begin Exercise data

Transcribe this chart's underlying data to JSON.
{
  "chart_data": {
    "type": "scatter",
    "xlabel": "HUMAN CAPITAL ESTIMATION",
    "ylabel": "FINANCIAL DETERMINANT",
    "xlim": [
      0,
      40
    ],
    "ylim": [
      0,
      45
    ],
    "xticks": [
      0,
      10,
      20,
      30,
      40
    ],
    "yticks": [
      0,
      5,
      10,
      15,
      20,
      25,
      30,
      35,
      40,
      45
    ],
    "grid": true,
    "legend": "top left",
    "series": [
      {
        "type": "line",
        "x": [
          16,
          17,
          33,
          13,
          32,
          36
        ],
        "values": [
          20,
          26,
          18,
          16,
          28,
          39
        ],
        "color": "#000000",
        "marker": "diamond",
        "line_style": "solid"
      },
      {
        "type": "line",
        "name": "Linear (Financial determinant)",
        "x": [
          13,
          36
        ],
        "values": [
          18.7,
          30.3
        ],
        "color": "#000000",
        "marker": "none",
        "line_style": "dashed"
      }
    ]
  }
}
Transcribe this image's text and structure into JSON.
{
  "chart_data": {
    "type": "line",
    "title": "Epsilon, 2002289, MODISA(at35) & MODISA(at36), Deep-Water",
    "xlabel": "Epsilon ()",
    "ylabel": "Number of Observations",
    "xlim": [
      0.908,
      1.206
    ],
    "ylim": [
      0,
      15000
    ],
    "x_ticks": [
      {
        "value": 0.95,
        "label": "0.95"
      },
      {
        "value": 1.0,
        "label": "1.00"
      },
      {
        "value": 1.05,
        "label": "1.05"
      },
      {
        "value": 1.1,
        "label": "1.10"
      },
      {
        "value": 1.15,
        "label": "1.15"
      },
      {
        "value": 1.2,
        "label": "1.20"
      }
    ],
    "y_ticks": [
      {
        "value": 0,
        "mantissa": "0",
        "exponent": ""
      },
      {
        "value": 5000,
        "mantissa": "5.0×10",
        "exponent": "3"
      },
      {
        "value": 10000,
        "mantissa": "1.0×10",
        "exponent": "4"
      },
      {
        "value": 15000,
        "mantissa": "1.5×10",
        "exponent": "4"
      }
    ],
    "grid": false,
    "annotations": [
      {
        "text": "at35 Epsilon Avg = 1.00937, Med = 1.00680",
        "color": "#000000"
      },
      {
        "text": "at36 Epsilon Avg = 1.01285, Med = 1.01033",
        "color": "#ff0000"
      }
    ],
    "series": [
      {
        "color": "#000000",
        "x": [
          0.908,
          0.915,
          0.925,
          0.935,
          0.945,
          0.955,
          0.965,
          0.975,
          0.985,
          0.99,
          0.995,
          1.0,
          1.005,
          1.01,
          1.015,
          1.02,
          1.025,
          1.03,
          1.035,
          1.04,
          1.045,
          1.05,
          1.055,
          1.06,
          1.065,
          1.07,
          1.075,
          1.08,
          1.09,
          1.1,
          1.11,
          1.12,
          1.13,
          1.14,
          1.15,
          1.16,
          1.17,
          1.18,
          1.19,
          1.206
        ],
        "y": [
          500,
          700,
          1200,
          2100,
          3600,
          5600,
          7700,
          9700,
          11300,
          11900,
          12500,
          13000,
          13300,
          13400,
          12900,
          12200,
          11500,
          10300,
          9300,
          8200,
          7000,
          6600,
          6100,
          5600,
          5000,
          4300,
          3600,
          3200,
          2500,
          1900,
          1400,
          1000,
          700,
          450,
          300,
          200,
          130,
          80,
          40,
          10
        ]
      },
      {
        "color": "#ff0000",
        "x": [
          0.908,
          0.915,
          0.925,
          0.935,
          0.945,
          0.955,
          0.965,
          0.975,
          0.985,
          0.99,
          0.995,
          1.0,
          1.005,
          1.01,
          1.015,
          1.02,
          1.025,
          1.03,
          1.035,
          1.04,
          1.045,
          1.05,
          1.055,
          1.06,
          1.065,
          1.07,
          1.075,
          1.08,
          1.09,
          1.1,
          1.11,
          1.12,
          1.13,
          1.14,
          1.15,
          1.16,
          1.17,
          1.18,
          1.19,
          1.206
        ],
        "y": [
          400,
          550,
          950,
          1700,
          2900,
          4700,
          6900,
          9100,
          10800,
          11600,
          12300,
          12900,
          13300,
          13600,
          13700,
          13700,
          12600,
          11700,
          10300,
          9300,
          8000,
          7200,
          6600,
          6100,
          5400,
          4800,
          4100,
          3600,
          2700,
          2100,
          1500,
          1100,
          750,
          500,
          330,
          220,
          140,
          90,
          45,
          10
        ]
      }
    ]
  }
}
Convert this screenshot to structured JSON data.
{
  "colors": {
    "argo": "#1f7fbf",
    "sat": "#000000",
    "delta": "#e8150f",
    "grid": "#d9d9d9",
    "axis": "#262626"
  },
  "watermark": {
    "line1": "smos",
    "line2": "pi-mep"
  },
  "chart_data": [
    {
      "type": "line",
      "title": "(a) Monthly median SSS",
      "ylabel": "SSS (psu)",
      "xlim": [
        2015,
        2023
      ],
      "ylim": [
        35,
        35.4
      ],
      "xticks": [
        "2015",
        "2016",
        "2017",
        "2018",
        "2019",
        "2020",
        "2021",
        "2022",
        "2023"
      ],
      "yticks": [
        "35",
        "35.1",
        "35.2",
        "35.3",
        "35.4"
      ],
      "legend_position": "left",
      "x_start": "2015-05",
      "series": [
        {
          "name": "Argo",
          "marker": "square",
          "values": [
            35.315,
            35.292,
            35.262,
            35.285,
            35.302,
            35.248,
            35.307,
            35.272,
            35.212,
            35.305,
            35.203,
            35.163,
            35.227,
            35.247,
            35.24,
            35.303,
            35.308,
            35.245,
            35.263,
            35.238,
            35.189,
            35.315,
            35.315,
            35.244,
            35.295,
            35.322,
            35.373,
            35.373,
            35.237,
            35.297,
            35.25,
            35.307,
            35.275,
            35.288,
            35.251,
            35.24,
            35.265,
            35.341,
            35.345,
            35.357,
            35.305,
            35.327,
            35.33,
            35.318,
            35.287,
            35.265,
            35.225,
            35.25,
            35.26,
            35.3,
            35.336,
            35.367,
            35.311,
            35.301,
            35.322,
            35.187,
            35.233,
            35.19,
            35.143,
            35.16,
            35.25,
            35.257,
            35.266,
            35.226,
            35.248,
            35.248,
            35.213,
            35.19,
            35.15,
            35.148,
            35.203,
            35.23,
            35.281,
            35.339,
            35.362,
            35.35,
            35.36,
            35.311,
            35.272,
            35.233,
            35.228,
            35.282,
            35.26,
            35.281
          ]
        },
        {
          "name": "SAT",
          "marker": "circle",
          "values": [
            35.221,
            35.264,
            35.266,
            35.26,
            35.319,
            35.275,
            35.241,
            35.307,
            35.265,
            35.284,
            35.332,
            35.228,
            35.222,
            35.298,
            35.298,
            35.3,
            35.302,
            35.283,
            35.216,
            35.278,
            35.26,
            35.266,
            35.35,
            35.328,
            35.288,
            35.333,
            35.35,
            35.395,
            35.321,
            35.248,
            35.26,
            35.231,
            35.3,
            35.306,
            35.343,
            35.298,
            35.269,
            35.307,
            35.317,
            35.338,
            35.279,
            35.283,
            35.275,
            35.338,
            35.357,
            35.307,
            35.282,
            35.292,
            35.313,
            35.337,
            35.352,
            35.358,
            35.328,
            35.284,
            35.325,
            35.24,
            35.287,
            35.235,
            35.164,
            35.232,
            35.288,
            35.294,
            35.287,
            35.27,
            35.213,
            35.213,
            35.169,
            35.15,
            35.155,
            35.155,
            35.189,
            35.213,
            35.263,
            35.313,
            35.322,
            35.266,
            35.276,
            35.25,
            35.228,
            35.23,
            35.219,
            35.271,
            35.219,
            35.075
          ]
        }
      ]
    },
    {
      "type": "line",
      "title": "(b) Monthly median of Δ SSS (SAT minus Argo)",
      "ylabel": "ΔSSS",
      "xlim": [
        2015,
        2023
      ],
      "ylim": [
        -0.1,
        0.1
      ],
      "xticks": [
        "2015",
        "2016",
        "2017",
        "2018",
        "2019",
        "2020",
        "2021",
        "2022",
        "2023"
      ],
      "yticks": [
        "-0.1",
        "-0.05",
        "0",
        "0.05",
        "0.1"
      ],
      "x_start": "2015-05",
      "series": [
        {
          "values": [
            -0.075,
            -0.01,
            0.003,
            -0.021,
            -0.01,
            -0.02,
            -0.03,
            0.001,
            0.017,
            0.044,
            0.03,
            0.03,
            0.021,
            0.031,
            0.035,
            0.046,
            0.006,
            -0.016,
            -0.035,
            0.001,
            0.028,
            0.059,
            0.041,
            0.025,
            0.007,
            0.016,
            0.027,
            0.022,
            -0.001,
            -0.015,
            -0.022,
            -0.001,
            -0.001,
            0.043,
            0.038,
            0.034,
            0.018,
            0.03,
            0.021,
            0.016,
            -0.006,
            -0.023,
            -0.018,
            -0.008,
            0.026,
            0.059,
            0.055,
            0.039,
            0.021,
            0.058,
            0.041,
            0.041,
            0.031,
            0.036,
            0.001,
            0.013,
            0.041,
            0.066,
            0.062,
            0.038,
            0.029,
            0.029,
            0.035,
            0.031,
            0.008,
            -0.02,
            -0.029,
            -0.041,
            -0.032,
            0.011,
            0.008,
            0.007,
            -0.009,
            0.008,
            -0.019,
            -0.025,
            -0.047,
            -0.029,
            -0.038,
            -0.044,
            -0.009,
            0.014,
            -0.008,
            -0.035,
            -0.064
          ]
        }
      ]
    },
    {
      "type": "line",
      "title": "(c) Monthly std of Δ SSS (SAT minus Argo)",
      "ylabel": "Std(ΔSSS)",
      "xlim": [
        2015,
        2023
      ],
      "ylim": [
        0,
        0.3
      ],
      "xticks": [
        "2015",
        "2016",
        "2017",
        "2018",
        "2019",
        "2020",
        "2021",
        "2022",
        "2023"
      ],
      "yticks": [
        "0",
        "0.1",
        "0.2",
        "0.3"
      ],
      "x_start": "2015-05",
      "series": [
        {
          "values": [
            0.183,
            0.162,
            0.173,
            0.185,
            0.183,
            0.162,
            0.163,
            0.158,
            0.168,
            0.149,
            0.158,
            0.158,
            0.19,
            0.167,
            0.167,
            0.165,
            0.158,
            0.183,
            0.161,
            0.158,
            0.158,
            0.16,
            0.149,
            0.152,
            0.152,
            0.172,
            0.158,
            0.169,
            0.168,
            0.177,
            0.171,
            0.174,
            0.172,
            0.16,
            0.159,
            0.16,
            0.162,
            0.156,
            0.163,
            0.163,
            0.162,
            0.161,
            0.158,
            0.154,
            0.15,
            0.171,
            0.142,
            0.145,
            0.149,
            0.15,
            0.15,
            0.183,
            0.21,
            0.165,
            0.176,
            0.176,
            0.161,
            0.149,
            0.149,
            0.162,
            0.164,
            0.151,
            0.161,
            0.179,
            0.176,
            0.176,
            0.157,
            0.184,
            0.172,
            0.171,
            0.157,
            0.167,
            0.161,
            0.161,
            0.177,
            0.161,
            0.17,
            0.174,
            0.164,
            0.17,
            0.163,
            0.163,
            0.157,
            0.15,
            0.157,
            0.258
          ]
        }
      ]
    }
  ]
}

end Exercise data

**Problem to solve**
Search the entries for the word "minus", then gather every line that has it.

**Full output**
      "title": "(b) Monthly median of Δ SSS (SAT minus Argo)",
      "title": "(c) Monthly std of Δ SSS (SAT minus Argo)",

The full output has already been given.